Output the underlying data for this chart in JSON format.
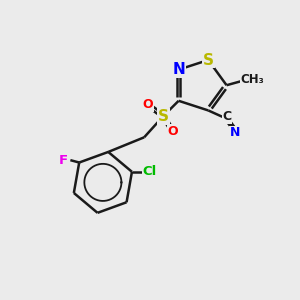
{
  "background_color": "#ebebeb",
  "bond_color": "#1a1a1a",
  "bond_width": 1.8,
  "atom_colors": {
    "S": "#b8b800",
    "N": "#0000ff",
    "O": "#ff0000",
    "Cl": "#00bb00",
    "F": "#ee00ee",
    "C": "#1a1a1a"
  },
  "figsize": [
    3.0,
    3.0
  ],
  "dpi": 100
}
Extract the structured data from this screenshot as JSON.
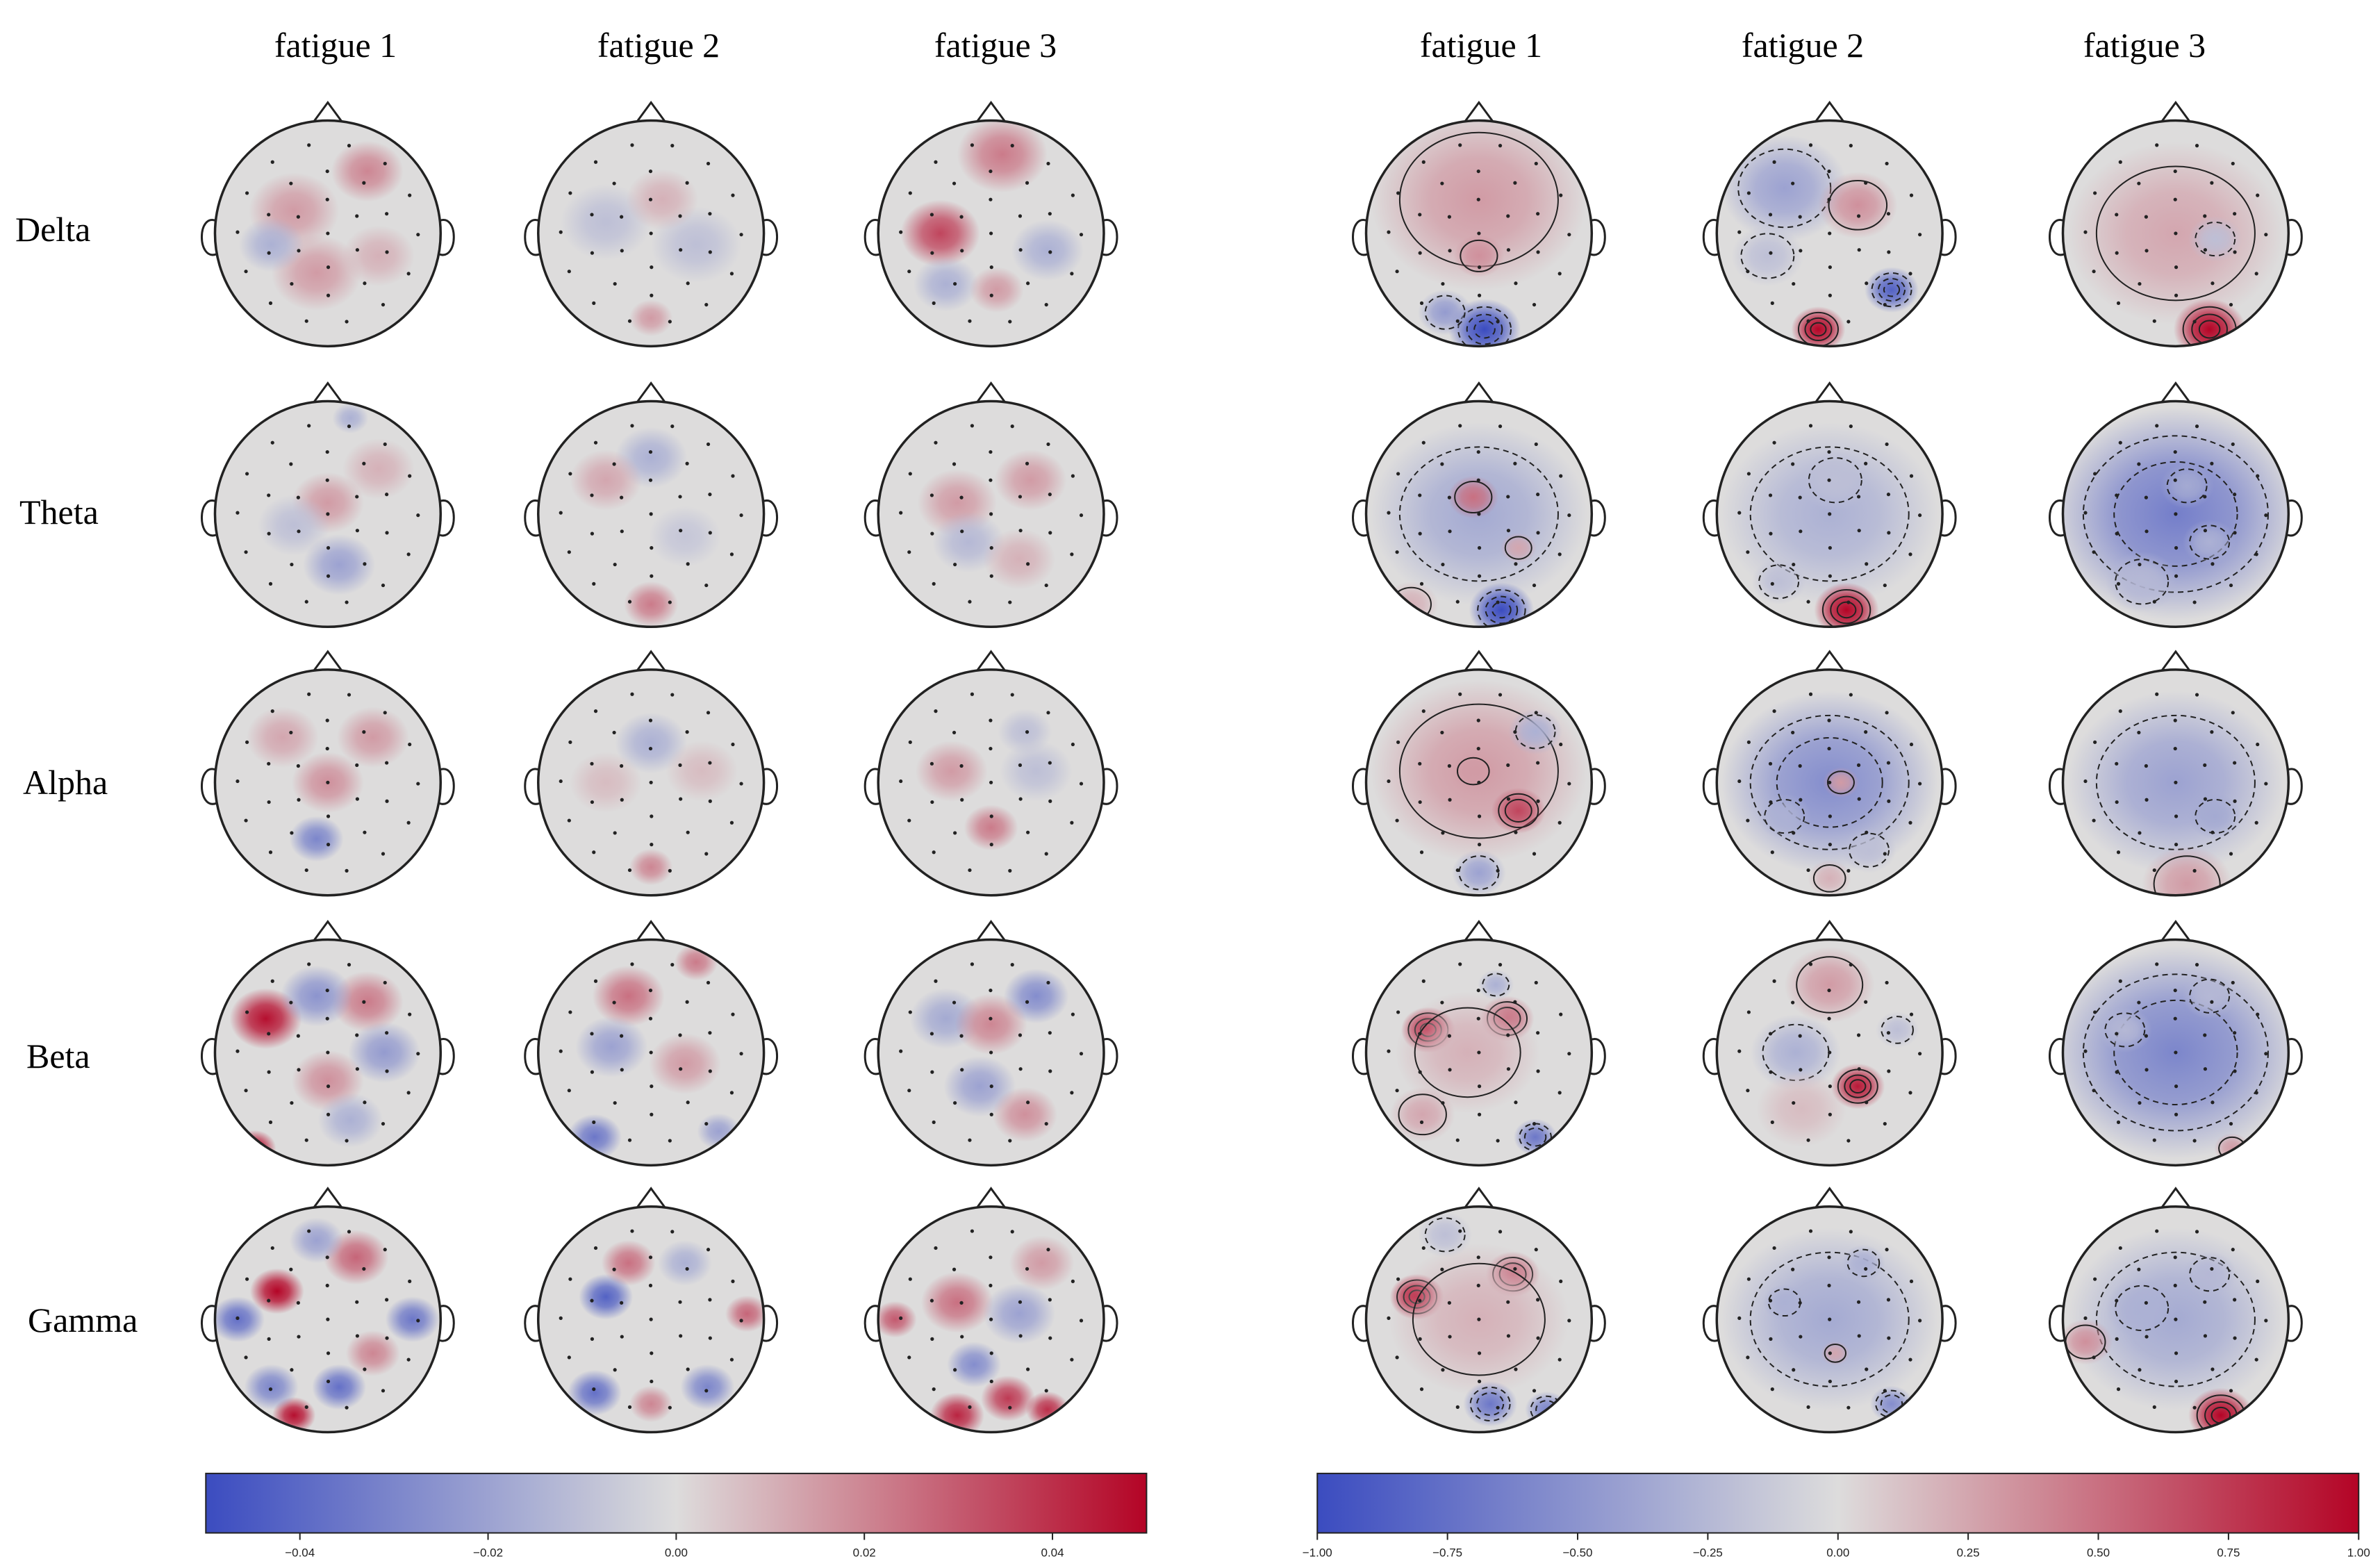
────
Copy the records exactly. Skip the pictures.

## RESULT:
Output the underlying data for this chart in JSON format.
{
  "background_color": "#ebebeb",
  "bond_color": "#1a1a1a",
  "bond_width": 1.8,
  "atom_colors": {
    "S": "#b8b800",
    "N": "#0000ff",
    "O": "#ff0000",
    "Cl": "#00bb00",
    "F": "#ee00ee",
    "C": "#1a1a1a"
  },
  "figsize": [
    3.0,
    3.0
  ],
  "dpi": 100
}
Extract the structured data from this screenshot as JSON.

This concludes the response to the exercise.